TO DO ::
Quote every line as given.
--- start GIVEN RECORDS ---
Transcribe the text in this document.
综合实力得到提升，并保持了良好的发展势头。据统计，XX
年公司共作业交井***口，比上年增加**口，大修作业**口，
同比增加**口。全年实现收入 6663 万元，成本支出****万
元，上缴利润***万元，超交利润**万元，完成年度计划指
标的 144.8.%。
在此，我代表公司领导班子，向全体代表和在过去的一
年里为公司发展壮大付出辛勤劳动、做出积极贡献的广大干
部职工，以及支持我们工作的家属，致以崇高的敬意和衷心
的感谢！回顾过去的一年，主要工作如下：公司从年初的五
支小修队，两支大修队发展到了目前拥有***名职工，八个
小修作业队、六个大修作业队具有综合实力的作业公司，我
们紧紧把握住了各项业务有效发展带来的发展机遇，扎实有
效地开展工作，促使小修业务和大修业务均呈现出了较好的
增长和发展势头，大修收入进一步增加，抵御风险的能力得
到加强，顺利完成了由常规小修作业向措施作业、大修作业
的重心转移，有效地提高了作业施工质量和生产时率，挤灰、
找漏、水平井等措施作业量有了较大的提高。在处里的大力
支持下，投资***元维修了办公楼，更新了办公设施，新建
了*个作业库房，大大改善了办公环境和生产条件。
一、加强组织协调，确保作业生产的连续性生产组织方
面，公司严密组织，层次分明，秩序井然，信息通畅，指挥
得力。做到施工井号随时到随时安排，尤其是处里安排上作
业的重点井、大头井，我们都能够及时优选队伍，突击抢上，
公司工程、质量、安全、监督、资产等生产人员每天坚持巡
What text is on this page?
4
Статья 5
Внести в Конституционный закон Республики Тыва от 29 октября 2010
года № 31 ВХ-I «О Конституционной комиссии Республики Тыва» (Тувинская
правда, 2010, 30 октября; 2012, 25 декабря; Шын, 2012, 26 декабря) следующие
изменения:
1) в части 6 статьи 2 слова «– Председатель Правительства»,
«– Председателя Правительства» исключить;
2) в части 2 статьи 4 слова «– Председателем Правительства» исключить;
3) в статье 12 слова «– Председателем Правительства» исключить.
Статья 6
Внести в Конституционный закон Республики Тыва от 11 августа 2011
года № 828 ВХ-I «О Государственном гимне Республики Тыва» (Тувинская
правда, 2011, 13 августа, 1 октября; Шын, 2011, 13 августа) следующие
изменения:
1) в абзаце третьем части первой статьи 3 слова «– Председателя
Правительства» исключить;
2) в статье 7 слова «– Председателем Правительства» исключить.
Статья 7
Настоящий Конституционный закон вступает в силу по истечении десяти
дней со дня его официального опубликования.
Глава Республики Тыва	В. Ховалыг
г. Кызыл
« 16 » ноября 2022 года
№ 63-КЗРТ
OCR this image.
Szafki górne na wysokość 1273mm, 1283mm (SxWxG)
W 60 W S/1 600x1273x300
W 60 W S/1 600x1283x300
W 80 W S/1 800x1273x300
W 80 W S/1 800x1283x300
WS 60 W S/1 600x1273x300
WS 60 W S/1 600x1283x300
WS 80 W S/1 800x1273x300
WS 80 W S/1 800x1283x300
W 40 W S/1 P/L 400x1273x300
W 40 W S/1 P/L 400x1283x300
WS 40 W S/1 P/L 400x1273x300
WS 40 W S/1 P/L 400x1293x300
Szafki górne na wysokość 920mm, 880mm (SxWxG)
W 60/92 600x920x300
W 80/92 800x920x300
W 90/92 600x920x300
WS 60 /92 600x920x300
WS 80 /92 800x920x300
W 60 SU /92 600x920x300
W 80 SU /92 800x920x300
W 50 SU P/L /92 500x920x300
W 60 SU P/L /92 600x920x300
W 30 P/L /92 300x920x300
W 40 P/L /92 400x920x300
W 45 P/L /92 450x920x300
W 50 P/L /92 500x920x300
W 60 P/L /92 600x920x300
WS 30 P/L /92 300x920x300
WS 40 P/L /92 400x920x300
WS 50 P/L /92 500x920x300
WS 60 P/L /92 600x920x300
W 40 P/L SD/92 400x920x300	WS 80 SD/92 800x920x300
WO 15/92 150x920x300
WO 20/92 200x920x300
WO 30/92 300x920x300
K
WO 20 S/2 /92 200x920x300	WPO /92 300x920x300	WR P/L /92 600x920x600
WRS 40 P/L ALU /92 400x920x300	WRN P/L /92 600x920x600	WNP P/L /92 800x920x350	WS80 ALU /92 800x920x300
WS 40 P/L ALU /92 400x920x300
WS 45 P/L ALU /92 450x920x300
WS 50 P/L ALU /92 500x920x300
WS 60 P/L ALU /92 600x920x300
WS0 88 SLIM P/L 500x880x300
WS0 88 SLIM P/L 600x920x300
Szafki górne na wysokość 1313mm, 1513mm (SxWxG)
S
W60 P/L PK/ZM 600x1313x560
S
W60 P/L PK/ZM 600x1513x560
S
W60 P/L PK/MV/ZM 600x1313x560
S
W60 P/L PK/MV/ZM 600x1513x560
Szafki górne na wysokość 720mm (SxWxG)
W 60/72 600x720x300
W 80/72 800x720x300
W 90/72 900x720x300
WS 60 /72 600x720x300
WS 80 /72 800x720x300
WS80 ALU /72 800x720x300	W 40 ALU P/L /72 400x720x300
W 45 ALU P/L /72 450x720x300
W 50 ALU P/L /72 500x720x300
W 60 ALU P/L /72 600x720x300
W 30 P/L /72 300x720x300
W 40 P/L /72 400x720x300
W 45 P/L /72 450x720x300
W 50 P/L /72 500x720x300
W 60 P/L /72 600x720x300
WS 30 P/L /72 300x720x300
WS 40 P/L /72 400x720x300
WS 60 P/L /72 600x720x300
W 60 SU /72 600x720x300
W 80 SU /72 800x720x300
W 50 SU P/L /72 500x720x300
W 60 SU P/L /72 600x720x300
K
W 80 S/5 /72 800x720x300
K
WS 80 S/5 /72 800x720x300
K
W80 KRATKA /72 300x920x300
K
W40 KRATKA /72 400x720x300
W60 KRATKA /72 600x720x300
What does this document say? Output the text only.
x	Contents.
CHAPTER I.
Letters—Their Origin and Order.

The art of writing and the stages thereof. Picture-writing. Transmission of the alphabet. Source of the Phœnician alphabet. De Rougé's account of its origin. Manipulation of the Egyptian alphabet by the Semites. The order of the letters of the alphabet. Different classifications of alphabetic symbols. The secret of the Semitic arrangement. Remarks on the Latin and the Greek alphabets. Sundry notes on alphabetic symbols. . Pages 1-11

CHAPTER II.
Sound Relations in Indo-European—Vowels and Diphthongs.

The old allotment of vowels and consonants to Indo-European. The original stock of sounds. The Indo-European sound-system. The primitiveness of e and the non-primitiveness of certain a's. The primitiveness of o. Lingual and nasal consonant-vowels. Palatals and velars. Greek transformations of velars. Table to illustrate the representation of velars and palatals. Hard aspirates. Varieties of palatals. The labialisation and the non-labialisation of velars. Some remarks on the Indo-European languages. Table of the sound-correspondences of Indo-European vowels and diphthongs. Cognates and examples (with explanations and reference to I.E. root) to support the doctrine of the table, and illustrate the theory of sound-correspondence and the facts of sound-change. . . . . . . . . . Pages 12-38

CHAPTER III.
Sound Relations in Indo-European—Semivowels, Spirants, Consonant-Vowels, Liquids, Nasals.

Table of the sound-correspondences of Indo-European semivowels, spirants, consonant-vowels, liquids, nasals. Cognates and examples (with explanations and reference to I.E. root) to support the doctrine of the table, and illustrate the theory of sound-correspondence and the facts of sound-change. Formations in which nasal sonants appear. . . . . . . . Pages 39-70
--- end GIVEN RECORDS ---
SOLUTION ::
Transcribe the text in this document.
综合实力得到提升，并保持了良好的发展势头。据统计，XX
年公司共作业交井***口，比上年增加**口，大修作业**口，
同比增加**口。全年实现收入 6663 万元，成本支出****万
元，上缴利润***万元，超交利润**万元，完成年度计划指
标的 144.8.%。
在此，我代表公司领导班子，向全体代表和在过去的一
年里为公司发展壮大付出辛勤劳动、做出积极贡献的广大干
部职工，以及支持我们工作的家属，致以崇高的敬意和衷心
的感谢！回顾过去的一年，主要工作如下：公司从年初的五
支小修队，两支大修队发展到了目前拥有***名职工，八个
小修作业队、六个大修作业队具有综合实力的作业公司，我
们紧紧把握住了各项业务有效发展带来的发展机遇，扎实有
效地开展工作，促使小修业务和大修业务均呈现出了较好的
增长和发展势头，大修收入进一步增加，抵御风险的能力得
到加强，顺利完成了由常规小修作业向措施作业、大修作业
的重心转移，有效地提高了作业施工质量和生产时率，挤灰、
找漏、水平井等措施作业量有了较大的提高。在处里的大力
支持下，投资***元维修了办公楼，更新了办公设施，新建
了*个作业库房，大大改善了办公环境和生产条件。
一、加强组织协调，确保作业生产的连续性生产组织方
面，公司严密组织，层次分明，秩序井然，信息通畅，指挥
得力。做到施工井号随时到随时安排，尤其是处里安排上作
业的重点井、大头井，我们都能够及时优选队伍，突击抢上，
公司工程、质量、安全、监督、资产等生产人员每天坚持巡
What text is on this page?
4
Статья 5
Внести в Конституционный закон Республики Тыва от 29 октября 2010
года № 31 ВХ-I «О Конституционной комиссии Республики Тыва» (Тувинская
правда, 2010, 30 октября; 2012, 25 декабря; Шын, 2012, 26 декабря) следующие
изменения:
1) в части 6 статьи 2 слова «– Председатель Правительства»,
«– Председателя Правительства» исключить;
2) в части 2 статьи 4 слова «– Председателем Правительства» исключить;
3) в статье 12 слова «– Председателем Правительства» исключить.
Статья 6
Внести в Конституционный закон Республики Тыва от 11 августа 2011
года № 828 ВХ-I «О Государственном гимне Республики Тыва» (Тувинская
правда, 2011, 13 августа, 1 октября; Шын, 2011, 13 августа) следующие
изменения:
1) в абзаце третьем части первой статьи 3 слова «– Председателя
Правительства» исключить;
2) в статье 7 слова «– Председателем Правительства» исключить.
Статья 7
Настоящий Конституционный закон вступает в силу по истечении десяти
дней со дня его официального опубликования.
Глава Республики Тыва	В. Ховалыг
г. Кызыл
« 16 » ноября 2022 года
№ 63-КЗРТ
OCR this image.
Szafki górne na wysokość 1273mm, 1283mm (SxWxG)
W 60 W S/1 600x1273x300
W 60 W S/1 600x1283x300
W 80 W S/1 800x1273x300
W 80 W S/1 800x1283x300
WS 60 W S/1 600x1273x300
WS 60 W S/1 600x1283x300
WS 80 W S/1 800x1273x300
WS 80 W S/1 800x1283x300
W 40 W S/1 P/L 400x1273x300
W 40 W S/1 P/L 400x1283x300
WS 40 W S/1 P/L 400x1273x300
WS 40 W S/1 P/L 400x1293x300
Szafki górne na wysokość 920mm, 880mm (SxWxG)
W 60/92 600x920x300
W 80/92 800x920x300
W 90/92 600x920x300
WS 60 /92 600x920x300
WS 80 /92 800x920x300
W 60 SU /92 600x920x300
W 80 SU /92 800x920x300
W 50 SU P/L /92 500x920x300
W 60 SU P/L /92 600x920x300
W 30 P/L /92 300x920x300
W 40 P/L /92 400x920x300
W 45 P/L /92 450x920x300
W 50 P/L /92 500x920x300
W 60 P/L /92 600x920x300
WS 30 P/L /92 300x920x300
WS 40 P/L /92 400x920x300
WS 50 P/L /92 500x920x300
WS 60 P/L /92 600x920x300
W 40 P/L SD/92 400x920x300	WS 80 SD/92 800x920x300
WO 15/92 150x920x300
WO 20/92 200x920x300
WO 30/92 300x920x300
K
WO 20 S/2 /92 200x920x300	WPO /92 300x920x300	WR P/L /92 600x920x600
WRS 40 P/L ALU /92 400x920x300	WRN P/L /92 600x920x600	WNP P/L /92 800x920x350	WS80 ALU /92 800x920x300
WS 40 P/L ALU /92 400x920x300
WS 45 P/L ALU /92 450x920x300
WS 50 P/L ALU /92 500x920x300
WS 60 P/L ALU /92 600x920x300
WS0 88 SLIM P/L 500x880x300
WS0 88 SLIM P/L 600x920x300
Szafki górne na wysokość 1313mm, 1513mm (SxWxG)
S
W60 P/L PK/ZM 600x1313x560
S
W60 P/L PK/ZM 600x1513x560
S
W60 P/L PK/MV/ZM 600x1313x560
S
W60 P/L PK/MV/ZM 600x1513x560
Szafki górne na wysokość 720mm (SxWxG)
W 60/72 600x720x300
W 80/72 800x720x300
W 90/72 900x720x300
WS 60 /72 600x720x300
WS 80 /72 800x720x300
WS80 ALU /72 800x720x300	W 40 ALU P/L /72 400x720x300
W 45 ALU P/L /72 450x720x300
W 50 ALU P/L /72 500x720x300
W 60 ALU P/L /72 600x720x300
W 30 P/L /72 300x720x300
W 40 P/L /72 400x720x300
W 45 P/L /72 450x720x300
W 50 P/L /72 500x720x300
W 60 P/L /72 600x720x300
WS 30 P/L /72 300x720x300
WS 40 P/L /72 400x720x300
WS 60 P/L /72 600x720x300
W 60 SU /72 600x720x300
W 80 SU /72 800x720x300
W 50 SU P/L /72 500x720x300
W 60 SU P/L /72 600x720x300
K
W 80 S/5 /72 800x720x300
K
WS 80 S/5 /72 800x720x300
K
W80 KRATKA /72 300x920x300
K
W40 KRATKA /72 400x720x300
W60 KRATKA /72 600x720x300
What does this document say? Output the text only.
x	Contents.
CHAPTER I.
Letters—Their Origin and Order.

The art of writing and the stages thereof. Picture-writing. Transmission of the alphabet. Source of the Phœnician alphabet. De Rougé's account of its origin. Manipulation of the Egyptian alphabet by the Semites. The order of the letters of the alphabet. Different classifications of alphabetic symbols. The secret of the Semitic arrangement. Remarks on the Latin and the Greek alphabets. Sundry notes on alphabetic symbols. . Pages 1-11

CHAPTER II.
Sound Relations in Indo-European—Vowels and Diphthongs.

The old allotment of vowels and consonants to Indo-European. The original stock of sounds. The Indo-European sound-system. The primitiveness of e and the non-primitiveness of certain a's. The primitiveness of o. Lingual and nasal consonant-vowels. Palatals and velars. Greek transformations of velars. Table to illustrate the representation of velars and palatals. Hard aspirates. Varieties of palatals. The labialisation and the non-labialisation of velars. Some remarks on the Indo-European languages. Table of the sound-correspondences of Indo-European vowels and diphthongs. Cognates and examples (with explanations and reference to I.E. root) to support the doctrine of the table, and illustrate the theory of sound-correspondence and the facts of sound-change. . . . . . . . . . Pages 12-38

CHAPTER III.
Sound Relations in Indo-European—Semivowels, Spirants, Consonant-Vowels, Liquids, Nasals.

Table of the sound-correspondences of Indo-European semivowels, spirants, consonant-vowels, liquids, nasals. Cognates and examples (with explanations and reference to I.E. root) to support the doctrine of the table, and illustrate the theory of sound-correspondence and the facts of sound-change. Formations in which nasal sonants appear. . . . . . . . Pages 39-70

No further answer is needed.